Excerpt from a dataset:
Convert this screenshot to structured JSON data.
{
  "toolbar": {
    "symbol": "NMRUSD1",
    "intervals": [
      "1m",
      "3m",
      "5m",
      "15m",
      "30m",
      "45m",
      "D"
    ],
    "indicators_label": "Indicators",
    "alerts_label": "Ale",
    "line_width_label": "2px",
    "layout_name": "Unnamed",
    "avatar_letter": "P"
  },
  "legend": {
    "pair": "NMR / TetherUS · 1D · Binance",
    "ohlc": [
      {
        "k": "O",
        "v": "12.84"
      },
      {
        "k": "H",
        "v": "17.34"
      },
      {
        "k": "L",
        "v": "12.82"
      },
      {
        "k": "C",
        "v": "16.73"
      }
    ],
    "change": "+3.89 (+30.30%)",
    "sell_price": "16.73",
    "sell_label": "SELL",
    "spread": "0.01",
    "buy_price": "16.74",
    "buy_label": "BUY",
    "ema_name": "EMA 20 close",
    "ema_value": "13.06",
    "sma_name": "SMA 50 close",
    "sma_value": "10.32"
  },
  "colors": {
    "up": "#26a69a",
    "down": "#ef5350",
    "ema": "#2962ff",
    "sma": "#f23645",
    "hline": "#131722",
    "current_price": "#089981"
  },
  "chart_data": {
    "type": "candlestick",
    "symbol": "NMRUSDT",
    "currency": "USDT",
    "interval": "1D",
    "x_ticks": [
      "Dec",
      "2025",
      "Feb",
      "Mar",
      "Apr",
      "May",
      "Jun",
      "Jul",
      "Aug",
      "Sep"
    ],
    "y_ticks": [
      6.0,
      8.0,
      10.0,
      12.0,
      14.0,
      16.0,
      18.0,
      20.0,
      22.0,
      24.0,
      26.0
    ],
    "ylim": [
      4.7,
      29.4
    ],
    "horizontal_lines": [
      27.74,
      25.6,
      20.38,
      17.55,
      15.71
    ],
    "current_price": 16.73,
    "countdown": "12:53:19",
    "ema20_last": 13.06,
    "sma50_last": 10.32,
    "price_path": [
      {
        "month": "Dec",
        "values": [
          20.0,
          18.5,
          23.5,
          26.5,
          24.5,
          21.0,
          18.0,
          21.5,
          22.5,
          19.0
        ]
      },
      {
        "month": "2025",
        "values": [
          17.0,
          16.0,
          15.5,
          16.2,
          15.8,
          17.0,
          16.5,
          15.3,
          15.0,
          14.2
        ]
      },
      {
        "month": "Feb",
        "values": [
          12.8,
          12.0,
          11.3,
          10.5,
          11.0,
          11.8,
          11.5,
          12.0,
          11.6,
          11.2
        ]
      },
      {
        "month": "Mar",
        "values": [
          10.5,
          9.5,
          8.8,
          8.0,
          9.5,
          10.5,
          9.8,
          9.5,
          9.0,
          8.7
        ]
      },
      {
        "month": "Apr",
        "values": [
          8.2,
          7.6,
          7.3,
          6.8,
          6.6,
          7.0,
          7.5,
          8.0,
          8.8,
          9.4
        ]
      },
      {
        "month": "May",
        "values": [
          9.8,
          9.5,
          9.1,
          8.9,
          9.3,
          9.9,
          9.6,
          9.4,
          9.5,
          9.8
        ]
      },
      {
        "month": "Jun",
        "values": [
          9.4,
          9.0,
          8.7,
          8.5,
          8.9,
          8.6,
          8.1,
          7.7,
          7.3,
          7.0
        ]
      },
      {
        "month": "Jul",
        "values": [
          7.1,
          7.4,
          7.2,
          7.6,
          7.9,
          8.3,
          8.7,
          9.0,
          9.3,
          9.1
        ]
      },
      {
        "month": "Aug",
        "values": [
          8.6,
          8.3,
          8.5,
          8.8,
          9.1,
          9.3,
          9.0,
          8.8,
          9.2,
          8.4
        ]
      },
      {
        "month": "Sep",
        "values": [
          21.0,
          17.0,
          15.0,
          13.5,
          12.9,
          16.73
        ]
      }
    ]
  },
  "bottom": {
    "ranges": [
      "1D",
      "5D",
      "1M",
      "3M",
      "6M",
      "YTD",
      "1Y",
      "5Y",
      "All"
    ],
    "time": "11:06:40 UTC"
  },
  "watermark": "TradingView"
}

---

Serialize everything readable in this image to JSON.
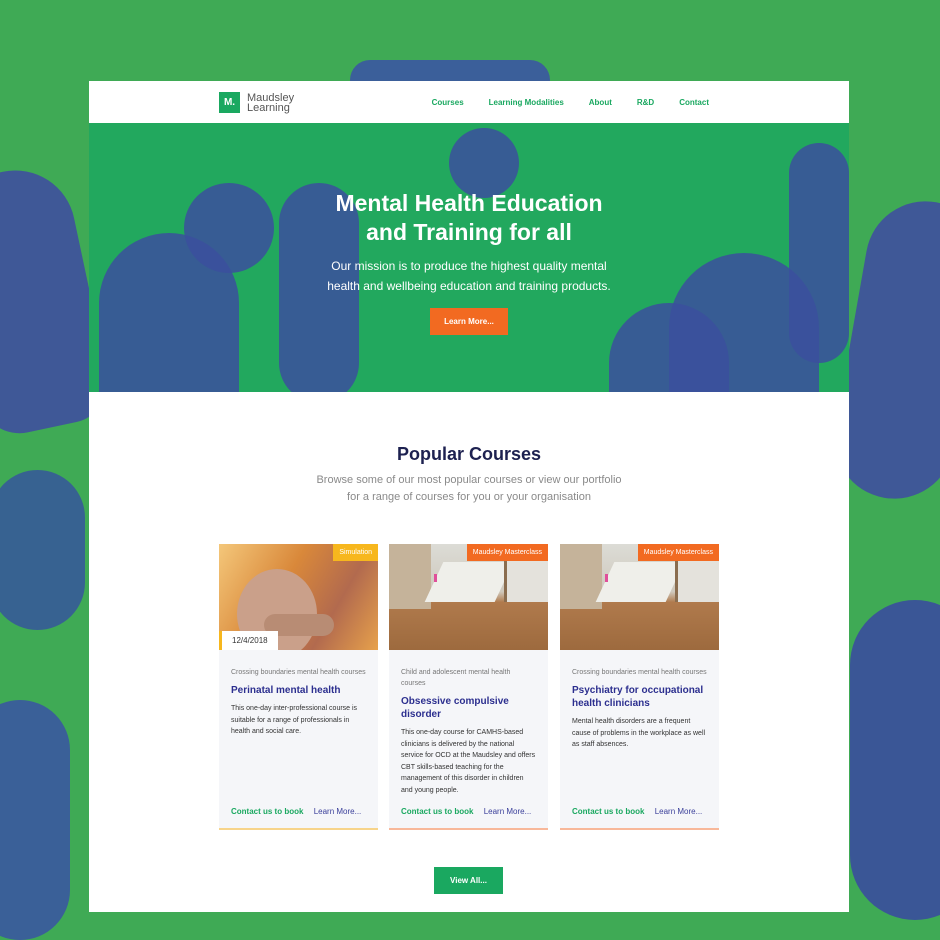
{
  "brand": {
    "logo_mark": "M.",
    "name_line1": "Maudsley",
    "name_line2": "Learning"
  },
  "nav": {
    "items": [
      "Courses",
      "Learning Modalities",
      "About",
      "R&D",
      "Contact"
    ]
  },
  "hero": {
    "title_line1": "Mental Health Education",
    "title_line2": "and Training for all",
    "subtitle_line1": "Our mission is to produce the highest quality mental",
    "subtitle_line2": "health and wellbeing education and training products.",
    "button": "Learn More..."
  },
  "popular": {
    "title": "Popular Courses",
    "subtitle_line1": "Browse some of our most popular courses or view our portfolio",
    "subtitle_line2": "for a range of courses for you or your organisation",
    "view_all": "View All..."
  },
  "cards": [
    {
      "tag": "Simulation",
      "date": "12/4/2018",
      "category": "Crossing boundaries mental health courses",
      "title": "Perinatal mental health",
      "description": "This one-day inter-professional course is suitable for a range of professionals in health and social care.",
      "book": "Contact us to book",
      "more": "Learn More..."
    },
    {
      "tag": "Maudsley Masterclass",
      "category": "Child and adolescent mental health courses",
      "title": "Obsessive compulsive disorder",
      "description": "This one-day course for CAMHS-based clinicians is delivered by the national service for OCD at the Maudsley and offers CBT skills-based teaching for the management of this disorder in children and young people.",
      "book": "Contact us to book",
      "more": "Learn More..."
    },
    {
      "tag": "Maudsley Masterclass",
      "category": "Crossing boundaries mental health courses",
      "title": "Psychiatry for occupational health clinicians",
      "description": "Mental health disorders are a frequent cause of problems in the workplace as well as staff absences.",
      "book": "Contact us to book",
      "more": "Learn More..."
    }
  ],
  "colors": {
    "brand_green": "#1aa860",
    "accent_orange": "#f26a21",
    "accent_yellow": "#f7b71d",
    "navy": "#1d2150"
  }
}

...

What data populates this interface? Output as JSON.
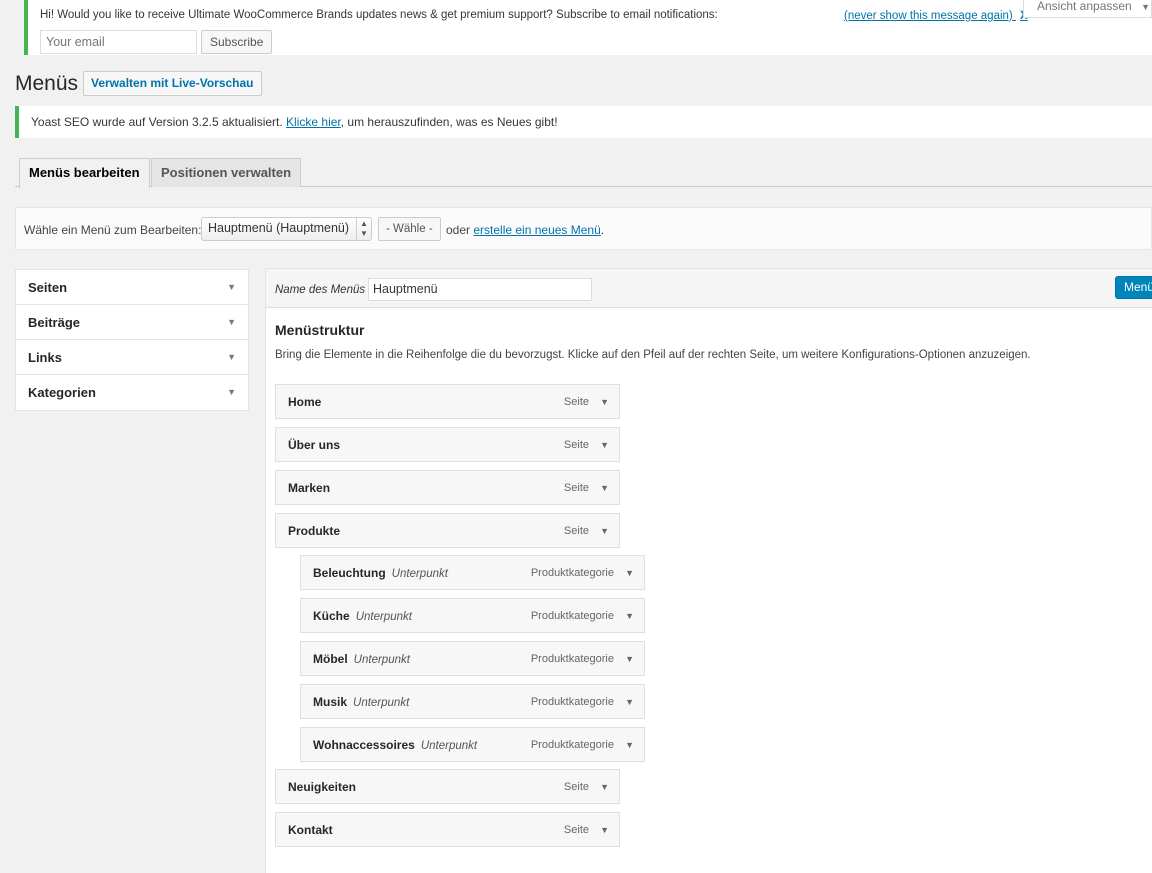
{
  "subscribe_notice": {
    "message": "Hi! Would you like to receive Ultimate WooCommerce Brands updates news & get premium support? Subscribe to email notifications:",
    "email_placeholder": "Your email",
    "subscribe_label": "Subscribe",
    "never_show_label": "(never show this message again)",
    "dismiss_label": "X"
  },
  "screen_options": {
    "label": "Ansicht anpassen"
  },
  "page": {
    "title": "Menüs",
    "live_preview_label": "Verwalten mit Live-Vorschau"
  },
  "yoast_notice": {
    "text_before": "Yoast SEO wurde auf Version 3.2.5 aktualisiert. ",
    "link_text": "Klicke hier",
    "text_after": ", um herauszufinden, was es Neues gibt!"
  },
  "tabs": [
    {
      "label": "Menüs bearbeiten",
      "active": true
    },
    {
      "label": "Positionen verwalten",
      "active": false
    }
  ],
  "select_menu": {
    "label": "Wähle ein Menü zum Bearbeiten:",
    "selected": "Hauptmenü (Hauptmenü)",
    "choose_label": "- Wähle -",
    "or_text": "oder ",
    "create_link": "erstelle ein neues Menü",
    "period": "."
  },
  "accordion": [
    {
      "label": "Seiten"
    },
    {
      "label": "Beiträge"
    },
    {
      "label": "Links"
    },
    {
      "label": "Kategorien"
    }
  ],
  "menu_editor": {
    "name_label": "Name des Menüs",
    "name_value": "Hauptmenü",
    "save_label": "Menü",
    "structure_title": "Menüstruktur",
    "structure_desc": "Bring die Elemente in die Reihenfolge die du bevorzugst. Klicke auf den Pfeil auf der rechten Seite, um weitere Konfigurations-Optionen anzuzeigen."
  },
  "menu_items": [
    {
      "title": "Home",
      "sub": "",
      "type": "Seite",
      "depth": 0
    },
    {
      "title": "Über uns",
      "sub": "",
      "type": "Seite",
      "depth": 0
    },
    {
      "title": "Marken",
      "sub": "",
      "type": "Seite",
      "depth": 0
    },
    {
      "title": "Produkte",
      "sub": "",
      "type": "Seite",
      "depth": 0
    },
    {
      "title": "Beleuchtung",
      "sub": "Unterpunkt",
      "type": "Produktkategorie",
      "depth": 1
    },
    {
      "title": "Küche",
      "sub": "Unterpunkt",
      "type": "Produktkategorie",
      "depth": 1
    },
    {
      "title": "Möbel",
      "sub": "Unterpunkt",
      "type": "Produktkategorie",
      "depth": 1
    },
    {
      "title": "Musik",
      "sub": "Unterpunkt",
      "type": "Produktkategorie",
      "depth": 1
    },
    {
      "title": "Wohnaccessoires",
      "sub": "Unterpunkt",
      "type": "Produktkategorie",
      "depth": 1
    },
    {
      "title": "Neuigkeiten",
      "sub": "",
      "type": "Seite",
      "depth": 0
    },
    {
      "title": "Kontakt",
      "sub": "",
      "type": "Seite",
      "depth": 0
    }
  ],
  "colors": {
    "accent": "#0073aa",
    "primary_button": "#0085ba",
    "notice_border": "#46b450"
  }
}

* STATED TASK: Filter the records above for "Wähle" and copy every matching line.

* WRITTEN SOLUTION:
    "label": "Wähle ein Menü zum Bearbeiten:",
    "choose_label": "- Wähle -",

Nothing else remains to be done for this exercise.